▸ Records supplied:
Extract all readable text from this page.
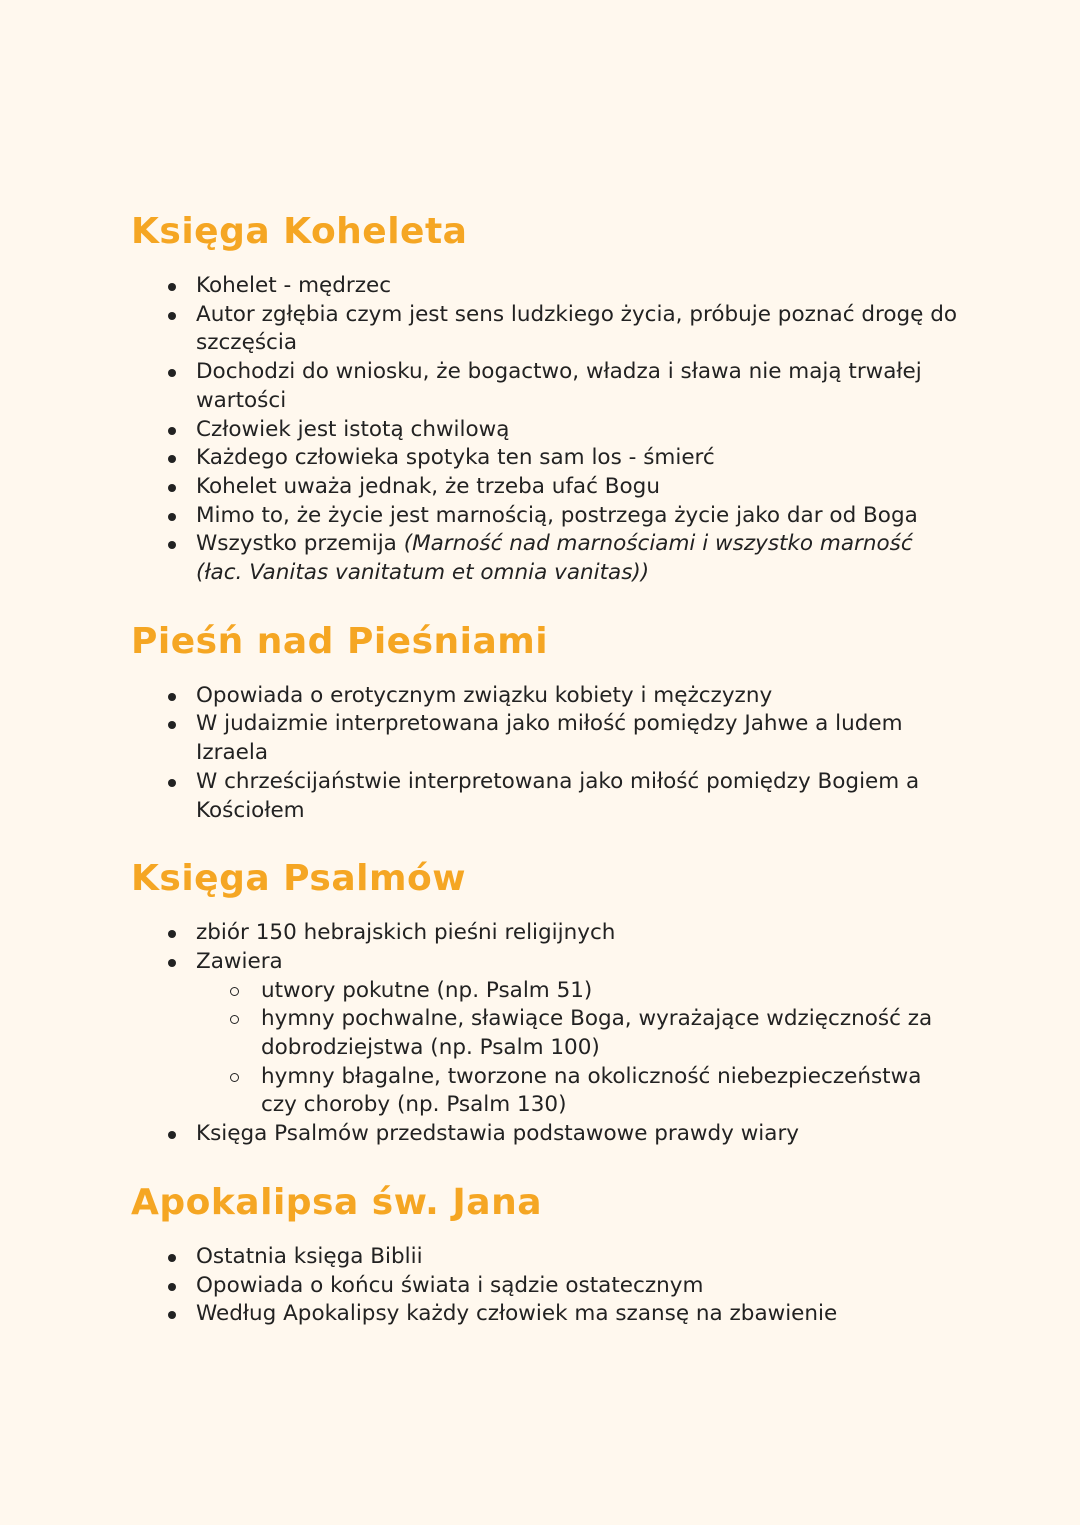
Księga Koheleta
Kohelet - mędrzec
Autor zgłębia czym jest sens ludzkiego życia, próbuje poznać drogę do szczęścia
Dochodzi do wniosku, że bogactwo, władza i sława nie mają trwałej wartości
Człowiek jest istotą chwilową
Każdego człowieka spotyka ten sam los - śmierć
Kohelet uważa jednak, że trzeba ufać Bogu
Mimo to, że życie jest marnością, postrzega życie jako dar od Boga
Wszystko przemija (Marność nad marnościami i wszystko marność (łac. Vanitas vanitatum et omnia vanitas))
Pieśń nad Pieśniami
Opowiada o erotycznym związku kobiety i mężczyzny
W judaizmie interpretowana jako miłość pomiędzy Jahwe a ludem Izraela
W chrześcijaństwie interpretowana jako miłość pomiędzy Bogiem a Kościołem
Księga Psalmów
zbiór 150 hebrajskich pieśni religijnych
Zawiera
utwory pokutne (np. Psalm 51)
hymny pochwalne, sławiące Boga, wyrażające wdzięczność za dobrodziejstwa (np. Psalm 100)
hymny błagalne, tworzone na okoliczność niebezpieczeństwa czy choroby (np. Psalm 130)
Księga Psalmów przedstawia podstawowe prawdy wiary
Apokalipsa św. Jana
Ostatnia księga Biblii
Opowiada o końcu świata i sądzie ostatecznym
Według Apokalipsy każdy człowiek ma szansę na zbawienie
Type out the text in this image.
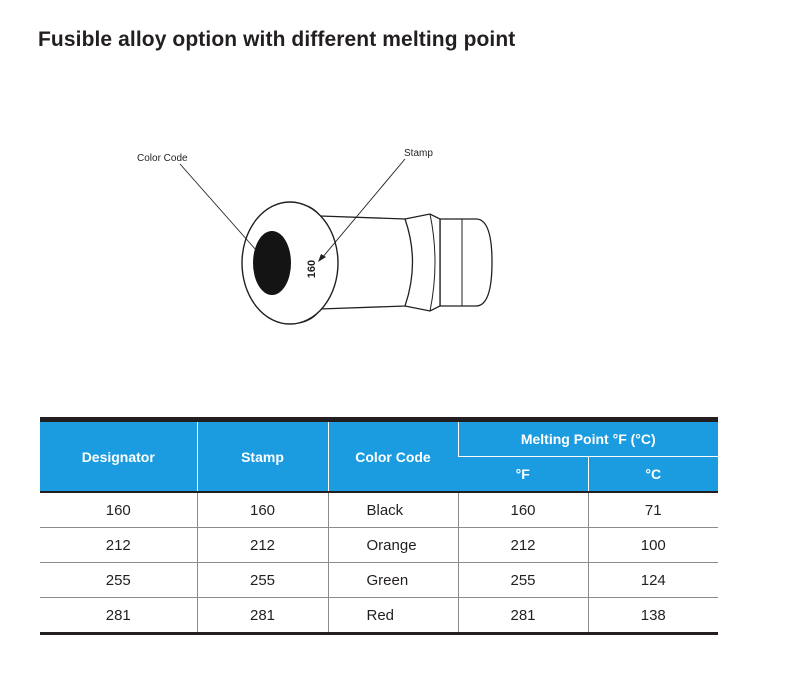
Fusible alloy option with different melting point
160
Color Code	Stamp
Designator	Stamp	Color Code	Melting Point °F (°C)	
			°F	°C
160	160	Black	160	71
212	212	Orange	212	100
255	255	Green	255	124
281	281	Red	281	138
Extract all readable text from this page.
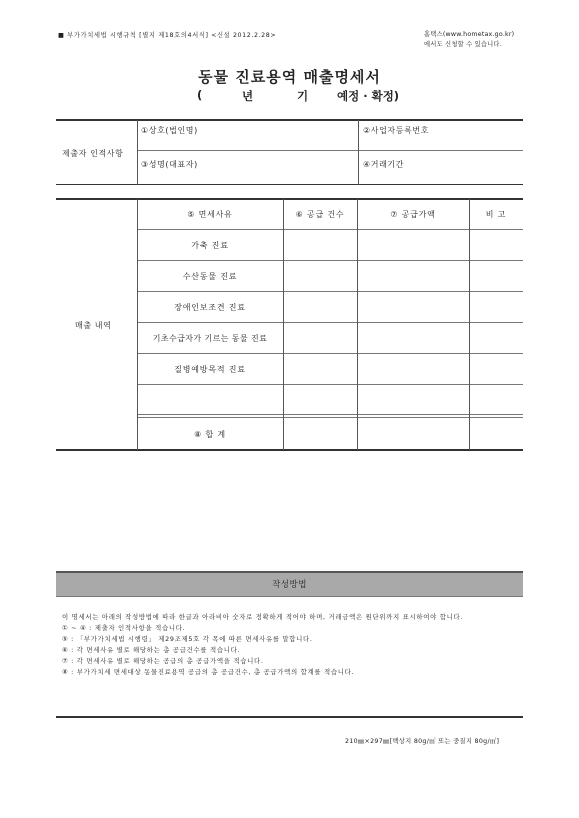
■ 부가가치세법 시행규칙 [별지 제18호의4서식] <신설 2012.2.28>	홈택스(www.hometax.go.kr)
에서도 신청할 수 있습니다.
동물 진료용역 매출명세서
(	년	기	예정 · 확정)
제출자 인적사항
①상호(법인명)	②사업자등록번호
③성명(대표자)	④거래기간
매출 내역
⑤ 면세사유	⑥ 공급 건수	⑦ 공급가액	비 고
가축 진료
수산동물 진료
장애인보조견 진료
기초수급자가 기르는 동물 진료
질병예방목적 진료
⑧ 합 계
작성방법

이 명세서는 아래의 작성방법에 따라 한글과 아라비아 숫자로 정확하게 적어야 하며, 거래금액은 원단위까지 표시하여야 합니다.

① ~ ④ : 제출자 인적사항을 적습니다.

⑤ : 「부가가치세법 시행령」 제29조제5호 각 목에 따른 면세사유를 말합니다.

⑥ : 각 면세사유 별로 해당하는 총 공급건수를 적습니다.

⑦ : 각 면세사유 별로 해당하는 공급의 총 공급가액을 적습니다.

⑧ : 부가가치세 면세대상 동물진료용역 공급의 총 공급건수, 총 공급가액의 합계를 적습니다.

210㎜×297㎜[백상지 80g/㎡ 또는 중질지 80g/㎡]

▸ Exercise aim: Without including any picture, repeat the data exactly.

▸ Full solution:
Extract all readable text from this page.
Księga Koheleta
Kohelet - mędrzec
Autor zgłębia czym jest sens ludzkiego życia, próbuje poznać drogę do szczęścia
Dochodzi do wniosku, że bogactwo, władza i sława nie mają trwałej wartości
Człowiek jest istotą chwilową
Każdego człowieka spotyka ten sam los - śmierć
Kohelet uważa jednak, że trzeba ufać Bogu
Mimo to, że życie jest marnością, postrzega życie jako dar od Boga
Wszystko przemija (Marność nad marnościami i wszystko marność (łac. Vanitas vanitatum et omnia vanitas))
Pieśń nad Pieśniami
Opowiada o erotycznym związku kobiety i mężczyzny
W judaizmie interpretowana jako miłość pomiędzy Jahwe a ludem Izraela
W chrześcijaństwie interpretowana jako miłość pomiędzy Bogiem a Kościołem
Księga Psalmów
zbiór 150 hebrajskich pieśni religijnych
Zawiera
utwory pokutne (np. Psalm 51)
hymny pochwalne, sławiące Boga, wyrażające wdzięczność za dobrodziejstwa (np. Psalm 100)
hymny błagalne, tworzone na okoliczność niebezpieczeństwa czy choroby (np. Psalm 130)
Księga Psalmów przedstawia podstawowe prawdy wiary
Apokalipsa św. Jana
Ostatnia księga Biblii
Opowiada o końcu świata i sądzie ostatecznym
Według Apokalipsy każdy człowiek ma szansę na zbawienie
Type out the text in this image.
Fusible alloy option with different melting point
160
Color Code	Stamp
Designator	Stamp	Color Code	Melting Point °F (°C)	
			°F	°C
160	160	Black	160	71
212	212	Orange	212	100
255	255	Green	255	124
281	281	Red	281	138
Extract all readable text from this page.
■ 부가가치세법 시행규칙 [별지 제18호의4서식] <신설 2012.2.28>	홈택스(www.hometax.go.kr)
에서도 신청할 수 있습니다.
동물 진료용역 매출명세서
(	년	기	예정 · 확정)
제출자 인적사항
①상호(법인명)	②사업자등록번호
③성명(대표자)	④거래기간
매출 내역
⑤ 면세사유	⑥ 공급 건수	⑦ 공급가액	비 고
가축 진료
수산동물 진료
장애인보조견 진료
기초수급자가 기르는 동물 진료
질병예방목적 진료
⑧ 합 계
작성방법

이 명세서는 아래의 작성방법에 따라 한글과 아라비아 숫자로 정확하게 적어야 하며, 거래금액은 원단위까지 표시하여야 합니다.

① ~ ④ : 제출자 인적사항을 적습니다.

⑤ : 「부가가치세법 시행령」 제29조제5호 각 목에 따른 면세사유를 말합니다.

⑥ : 각 면세사유 별로 해당하는 총 공급건수를 적습니다.

⑦ : 각 면세사유 별로 해당하는 공급의 총 공급가액을 적습니다.

⑧ : 부가가치세 면세대상 동물진료용역 공급의 총 공급건수, 총 공급가액의 합계를 적습니다.

210㎜×297㎜[백상지 80g/㎡ 또는 중질지 80g/㎡]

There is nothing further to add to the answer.